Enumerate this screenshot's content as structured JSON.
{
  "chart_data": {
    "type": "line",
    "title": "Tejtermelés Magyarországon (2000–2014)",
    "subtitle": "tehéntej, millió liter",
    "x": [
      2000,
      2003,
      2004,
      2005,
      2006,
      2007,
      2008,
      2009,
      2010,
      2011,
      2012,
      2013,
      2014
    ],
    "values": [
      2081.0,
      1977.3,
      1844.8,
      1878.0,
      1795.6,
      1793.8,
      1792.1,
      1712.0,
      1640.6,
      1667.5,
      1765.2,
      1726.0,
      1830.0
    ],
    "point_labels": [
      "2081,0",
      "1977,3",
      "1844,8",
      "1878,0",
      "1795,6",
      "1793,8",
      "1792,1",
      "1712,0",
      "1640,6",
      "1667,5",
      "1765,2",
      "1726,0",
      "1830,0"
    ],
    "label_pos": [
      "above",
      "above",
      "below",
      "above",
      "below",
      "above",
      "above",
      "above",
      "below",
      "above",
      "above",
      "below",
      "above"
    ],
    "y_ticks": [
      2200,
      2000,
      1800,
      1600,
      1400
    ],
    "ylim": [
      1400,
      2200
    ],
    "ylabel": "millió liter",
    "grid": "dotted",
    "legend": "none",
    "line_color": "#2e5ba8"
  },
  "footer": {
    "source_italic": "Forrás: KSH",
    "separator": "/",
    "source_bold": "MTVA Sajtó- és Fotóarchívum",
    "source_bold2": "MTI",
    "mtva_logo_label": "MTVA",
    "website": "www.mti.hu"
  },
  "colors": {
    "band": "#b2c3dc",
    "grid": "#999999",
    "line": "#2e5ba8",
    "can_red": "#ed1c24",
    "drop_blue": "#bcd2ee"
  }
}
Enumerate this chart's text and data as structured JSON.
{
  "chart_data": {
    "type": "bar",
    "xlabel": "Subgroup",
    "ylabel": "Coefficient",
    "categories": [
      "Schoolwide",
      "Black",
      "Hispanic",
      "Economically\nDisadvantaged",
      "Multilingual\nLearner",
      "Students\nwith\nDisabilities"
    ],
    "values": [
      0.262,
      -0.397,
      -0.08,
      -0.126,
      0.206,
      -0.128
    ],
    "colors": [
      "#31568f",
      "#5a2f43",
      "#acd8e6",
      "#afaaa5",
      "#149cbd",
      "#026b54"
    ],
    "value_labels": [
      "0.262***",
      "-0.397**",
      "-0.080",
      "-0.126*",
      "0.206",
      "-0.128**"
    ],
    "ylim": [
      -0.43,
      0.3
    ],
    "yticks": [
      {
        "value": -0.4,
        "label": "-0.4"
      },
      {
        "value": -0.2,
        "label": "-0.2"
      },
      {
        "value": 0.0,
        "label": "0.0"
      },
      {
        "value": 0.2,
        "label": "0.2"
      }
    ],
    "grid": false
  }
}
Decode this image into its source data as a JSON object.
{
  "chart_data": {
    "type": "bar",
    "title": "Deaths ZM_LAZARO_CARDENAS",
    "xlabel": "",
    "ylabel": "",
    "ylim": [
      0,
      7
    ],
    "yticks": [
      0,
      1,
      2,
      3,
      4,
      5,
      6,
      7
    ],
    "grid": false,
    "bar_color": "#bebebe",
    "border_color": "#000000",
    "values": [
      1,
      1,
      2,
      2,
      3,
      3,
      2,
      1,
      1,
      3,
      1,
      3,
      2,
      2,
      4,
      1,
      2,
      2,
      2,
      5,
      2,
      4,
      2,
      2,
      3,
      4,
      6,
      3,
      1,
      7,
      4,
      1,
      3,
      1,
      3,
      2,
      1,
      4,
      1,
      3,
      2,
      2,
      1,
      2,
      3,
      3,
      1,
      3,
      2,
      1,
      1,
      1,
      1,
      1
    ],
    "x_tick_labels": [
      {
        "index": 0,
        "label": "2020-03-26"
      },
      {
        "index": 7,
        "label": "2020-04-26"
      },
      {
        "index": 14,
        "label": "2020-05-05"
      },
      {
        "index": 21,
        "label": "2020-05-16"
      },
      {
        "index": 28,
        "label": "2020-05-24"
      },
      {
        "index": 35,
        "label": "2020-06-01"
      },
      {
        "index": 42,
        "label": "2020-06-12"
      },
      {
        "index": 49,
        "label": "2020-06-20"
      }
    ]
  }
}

* Task details *
Read through the entries and copy every line that includes "structured".

* Result of the task *
Enumerate this screenshot's content as structured JSON.
Enumerate this chart's text and data as structured JSON.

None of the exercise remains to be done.